======== Data provided ========

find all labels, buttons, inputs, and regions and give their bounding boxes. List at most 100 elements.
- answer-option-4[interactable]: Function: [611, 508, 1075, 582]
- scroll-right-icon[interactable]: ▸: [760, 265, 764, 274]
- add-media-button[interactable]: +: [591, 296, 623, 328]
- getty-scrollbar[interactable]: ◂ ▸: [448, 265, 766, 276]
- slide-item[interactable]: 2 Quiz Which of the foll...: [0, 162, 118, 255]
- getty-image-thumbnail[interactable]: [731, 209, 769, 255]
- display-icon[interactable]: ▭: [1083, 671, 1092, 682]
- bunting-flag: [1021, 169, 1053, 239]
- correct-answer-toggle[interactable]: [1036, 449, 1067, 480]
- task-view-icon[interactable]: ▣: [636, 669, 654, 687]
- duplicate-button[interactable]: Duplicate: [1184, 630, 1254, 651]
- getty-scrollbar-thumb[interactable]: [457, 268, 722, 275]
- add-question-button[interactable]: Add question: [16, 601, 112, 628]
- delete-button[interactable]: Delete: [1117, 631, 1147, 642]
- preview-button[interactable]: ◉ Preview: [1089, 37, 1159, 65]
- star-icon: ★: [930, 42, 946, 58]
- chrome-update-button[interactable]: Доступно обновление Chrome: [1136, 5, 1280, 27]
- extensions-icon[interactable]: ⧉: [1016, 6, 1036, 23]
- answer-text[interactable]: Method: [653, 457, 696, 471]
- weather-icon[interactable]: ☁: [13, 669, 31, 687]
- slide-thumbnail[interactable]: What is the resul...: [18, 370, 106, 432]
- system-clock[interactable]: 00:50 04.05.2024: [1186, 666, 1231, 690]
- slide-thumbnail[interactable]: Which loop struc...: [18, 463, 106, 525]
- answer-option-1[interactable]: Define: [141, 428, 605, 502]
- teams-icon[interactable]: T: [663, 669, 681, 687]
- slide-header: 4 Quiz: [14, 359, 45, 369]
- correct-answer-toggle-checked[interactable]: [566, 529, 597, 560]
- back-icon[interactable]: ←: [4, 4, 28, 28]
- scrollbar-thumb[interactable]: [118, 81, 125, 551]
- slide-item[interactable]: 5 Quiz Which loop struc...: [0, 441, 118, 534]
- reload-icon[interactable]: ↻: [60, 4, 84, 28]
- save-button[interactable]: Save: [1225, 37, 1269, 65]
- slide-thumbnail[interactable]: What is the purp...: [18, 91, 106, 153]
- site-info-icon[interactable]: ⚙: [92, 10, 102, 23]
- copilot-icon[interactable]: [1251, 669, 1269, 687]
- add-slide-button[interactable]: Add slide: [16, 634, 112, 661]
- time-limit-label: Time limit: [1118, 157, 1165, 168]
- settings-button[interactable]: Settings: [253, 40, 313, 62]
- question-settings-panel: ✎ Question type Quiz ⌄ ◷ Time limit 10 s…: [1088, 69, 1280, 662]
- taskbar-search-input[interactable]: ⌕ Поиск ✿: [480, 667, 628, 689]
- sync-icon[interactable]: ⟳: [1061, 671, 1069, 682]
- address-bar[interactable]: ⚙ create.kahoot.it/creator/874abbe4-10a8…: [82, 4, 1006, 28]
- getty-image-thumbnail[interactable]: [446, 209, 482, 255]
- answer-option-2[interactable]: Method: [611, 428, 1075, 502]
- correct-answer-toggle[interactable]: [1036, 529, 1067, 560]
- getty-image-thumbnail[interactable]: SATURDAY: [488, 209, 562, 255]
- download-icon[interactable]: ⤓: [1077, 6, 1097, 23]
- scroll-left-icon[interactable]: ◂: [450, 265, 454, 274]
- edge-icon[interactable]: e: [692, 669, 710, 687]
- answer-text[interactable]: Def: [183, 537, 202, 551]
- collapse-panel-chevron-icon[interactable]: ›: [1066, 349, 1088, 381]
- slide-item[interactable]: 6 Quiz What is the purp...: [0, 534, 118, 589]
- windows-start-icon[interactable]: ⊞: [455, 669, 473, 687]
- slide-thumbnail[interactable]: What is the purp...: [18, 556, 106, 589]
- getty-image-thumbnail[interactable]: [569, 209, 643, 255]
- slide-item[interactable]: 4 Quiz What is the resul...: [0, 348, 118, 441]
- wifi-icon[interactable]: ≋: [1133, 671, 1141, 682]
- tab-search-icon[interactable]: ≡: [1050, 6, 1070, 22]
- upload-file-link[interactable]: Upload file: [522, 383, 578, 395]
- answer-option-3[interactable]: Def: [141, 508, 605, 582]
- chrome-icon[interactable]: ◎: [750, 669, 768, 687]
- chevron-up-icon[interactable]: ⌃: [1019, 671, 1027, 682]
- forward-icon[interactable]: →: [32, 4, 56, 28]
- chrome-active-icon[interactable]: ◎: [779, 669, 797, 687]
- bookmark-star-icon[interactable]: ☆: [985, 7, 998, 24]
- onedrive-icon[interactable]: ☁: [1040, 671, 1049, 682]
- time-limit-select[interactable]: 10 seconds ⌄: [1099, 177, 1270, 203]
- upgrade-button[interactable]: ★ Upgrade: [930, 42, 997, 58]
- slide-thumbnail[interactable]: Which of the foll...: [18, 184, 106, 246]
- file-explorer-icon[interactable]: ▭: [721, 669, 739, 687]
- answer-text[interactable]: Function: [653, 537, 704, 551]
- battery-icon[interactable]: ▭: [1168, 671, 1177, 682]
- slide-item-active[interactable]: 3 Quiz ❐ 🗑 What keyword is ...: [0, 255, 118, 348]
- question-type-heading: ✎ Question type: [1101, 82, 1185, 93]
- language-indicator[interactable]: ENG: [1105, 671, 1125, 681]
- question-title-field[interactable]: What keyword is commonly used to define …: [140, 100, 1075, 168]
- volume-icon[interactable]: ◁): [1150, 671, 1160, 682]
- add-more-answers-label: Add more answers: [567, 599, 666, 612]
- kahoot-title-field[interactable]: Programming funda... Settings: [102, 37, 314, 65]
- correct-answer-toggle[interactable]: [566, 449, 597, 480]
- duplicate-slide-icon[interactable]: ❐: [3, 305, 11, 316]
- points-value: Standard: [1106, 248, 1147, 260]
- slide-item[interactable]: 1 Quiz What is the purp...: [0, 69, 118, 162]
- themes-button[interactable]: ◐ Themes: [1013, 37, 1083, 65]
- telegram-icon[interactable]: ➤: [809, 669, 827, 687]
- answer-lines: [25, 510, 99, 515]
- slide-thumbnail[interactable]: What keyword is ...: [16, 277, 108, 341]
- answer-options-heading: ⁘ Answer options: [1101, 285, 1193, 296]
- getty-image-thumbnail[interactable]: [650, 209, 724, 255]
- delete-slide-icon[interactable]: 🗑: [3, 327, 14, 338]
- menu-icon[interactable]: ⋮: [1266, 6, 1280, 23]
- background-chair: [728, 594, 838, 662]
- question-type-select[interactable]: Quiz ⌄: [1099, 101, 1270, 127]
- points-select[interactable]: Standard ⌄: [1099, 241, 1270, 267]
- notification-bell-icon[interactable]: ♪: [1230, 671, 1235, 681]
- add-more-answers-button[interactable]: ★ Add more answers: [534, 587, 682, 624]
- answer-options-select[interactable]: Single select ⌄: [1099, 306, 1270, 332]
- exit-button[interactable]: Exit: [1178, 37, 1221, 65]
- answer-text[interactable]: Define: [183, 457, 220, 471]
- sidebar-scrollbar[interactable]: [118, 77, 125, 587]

========
======== Data provided ========

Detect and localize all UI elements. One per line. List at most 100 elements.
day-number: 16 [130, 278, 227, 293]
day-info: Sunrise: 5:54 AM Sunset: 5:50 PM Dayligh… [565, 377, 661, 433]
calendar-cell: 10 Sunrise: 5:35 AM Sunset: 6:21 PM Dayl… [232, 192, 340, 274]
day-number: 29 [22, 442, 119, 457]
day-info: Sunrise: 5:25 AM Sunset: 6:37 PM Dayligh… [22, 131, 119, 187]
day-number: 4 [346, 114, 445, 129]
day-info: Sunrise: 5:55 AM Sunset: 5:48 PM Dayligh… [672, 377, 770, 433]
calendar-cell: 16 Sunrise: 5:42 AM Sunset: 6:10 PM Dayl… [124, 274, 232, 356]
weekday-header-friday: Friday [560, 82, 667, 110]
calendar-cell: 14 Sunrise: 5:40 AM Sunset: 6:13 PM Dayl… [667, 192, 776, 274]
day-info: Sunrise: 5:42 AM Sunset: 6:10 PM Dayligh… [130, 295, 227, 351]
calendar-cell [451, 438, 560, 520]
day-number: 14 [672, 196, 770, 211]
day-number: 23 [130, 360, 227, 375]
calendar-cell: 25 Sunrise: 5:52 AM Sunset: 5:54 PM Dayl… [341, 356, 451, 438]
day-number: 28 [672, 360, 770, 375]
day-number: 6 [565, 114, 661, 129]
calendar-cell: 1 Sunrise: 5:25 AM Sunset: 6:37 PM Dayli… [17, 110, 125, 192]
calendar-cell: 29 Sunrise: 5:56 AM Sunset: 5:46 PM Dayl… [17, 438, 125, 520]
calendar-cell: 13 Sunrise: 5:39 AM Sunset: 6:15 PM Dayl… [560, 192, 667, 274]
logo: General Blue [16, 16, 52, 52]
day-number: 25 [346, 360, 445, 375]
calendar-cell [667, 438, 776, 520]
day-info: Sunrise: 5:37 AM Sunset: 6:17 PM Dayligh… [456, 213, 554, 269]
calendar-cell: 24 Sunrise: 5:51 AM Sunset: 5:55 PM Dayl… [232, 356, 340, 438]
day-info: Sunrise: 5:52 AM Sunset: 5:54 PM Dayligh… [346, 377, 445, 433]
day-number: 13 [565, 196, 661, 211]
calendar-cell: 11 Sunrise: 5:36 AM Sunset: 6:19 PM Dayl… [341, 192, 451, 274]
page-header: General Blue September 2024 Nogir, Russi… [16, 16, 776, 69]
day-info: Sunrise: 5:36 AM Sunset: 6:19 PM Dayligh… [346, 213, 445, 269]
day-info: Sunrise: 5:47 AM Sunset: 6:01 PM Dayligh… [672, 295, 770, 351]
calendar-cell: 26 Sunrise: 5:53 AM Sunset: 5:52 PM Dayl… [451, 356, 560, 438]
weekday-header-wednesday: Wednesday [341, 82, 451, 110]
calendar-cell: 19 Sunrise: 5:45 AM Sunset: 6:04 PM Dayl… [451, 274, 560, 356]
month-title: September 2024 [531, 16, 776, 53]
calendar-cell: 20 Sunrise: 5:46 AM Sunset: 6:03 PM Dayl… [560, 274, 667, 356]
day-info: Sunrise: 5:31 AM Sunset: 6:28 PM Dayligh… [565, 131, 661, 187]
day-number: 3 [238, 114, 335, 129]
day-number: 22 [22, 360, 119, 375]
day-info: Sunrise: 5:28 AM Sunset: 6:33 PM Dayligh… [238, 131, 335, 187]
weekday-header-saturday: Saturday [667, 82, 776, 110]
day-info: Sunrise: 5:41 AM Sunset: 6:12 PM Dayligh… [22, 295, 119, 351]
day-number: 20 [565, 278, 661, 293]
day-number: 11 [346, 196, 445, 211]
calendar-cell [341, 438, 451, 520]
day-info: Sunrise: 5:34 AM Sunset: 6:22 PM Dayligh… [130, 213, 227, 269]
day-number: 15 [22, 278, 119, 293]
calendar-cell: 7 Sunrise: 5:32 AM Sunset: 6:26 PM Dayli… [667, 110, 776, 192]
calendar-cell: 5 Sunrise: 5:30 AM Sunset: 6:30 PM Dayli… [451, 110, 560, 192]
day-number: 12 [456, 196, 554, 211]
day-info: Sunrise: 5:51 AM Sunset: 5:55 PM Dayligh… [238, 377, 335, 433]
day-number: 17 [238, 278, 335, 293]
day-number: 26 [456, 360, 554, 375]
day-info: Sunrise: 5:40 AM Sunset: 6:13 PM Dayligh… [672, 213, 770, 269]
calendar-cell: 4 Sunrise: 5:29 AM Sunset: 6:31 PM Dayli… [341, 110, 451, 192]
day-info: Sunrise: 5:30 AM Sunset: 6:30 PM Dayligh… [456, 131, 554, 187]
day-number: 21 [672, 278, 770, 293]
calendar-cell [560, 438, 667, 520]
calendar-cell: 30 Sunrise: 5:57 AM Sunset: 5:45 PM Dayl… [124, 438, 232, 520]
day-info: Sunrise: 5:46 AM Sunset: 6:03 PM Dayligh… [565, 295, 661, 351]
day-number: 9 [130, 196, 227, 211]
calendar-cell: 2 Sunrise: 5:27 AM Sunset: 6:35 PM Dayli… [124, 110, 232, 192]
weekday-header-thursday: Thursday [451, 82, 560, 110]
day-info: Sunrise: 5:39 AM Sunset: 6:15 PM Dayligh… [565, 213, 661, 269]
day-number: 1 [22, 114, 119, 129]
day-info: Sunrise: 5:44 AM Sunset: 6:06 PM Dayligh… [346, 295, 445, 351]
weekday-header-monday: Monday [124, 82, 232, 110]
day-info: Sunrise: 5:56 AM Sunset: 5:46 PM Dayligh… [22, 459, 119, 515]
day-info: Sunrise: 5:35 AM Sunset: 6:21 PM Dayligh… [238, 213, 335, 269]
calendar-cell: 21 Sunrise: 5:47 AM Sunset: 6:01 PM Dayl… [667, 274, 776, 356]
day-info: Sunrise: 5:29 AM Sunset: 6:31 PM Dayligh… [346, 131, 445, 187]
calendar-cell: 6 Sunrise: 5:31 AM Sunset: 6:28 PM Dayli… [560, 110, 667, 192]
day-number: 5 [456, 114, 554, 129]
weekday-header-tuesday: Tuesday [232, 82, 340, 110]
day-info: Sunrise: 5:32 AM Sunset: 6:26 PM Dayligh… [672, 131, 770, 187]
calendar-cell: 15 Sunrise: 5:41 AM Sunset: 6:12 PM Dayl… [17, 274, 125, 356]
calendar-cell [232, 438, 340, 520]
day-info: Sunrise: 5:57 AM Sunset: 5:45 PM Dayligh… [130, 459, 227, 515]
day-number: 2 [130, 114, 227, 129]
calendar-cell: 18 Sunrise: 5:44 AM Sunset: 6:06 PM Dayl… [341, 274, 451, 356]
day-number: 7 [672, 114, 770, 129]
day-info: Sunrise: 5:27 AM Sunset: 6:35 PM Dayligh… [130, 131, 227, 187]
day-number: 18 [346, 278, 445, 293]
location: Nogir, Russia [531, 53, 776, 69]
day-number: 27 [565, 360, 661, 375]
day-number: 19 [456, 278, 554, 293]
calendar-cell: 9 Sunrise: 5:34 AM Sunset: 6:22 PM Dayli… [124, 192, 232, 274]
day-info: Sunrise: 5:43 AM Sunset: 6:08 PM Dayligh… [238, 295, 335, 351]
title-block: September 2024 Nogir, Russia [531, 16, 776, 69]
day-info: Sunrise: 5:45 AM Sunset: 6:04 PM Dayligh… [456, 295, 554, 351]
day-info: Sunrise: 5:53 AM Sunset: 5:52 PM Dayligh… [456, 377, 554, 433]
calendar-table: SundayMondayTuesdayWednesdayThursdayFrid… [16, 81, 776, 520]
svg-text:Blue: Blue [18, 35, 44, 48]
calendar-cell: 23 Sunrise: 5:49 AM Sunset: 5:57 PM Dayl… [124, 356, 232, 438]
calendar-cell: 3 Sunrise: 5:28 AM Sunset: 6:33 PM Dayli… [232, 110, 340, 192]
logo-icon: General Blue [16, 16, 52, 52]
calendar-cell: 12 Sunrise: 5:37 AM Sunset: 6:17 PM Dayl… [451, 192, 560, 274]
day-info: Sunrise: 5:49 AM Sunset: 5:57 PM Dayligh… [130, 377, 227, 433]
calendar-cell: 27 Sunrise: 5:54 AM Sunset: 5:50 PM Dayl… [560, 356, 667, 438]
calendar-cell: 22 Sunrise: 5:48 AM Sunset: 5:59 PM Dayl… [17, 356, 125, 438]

========

● **Problem to solve**: Copy the part of the records that opens with the line containing "find all labels, buttons, inputs, and" and closes with the line containing "- add-media-button[interactable]: +: [591, 296, 623, 328]", keeping both of those lines and every line between them unchanged.

● **Answer for the task**:
find all labels, buttons, inputs, and regions and give their bounding boxes. List at most 100 elements.
- answer-option-4[interactable]: Function: [611, 508, 1075, 582]
- scroll-right-icon[interactable]: ▸: [760, 265, 764, 274]
- add-media-button[interactable]: +: [591, 296, 623, 328]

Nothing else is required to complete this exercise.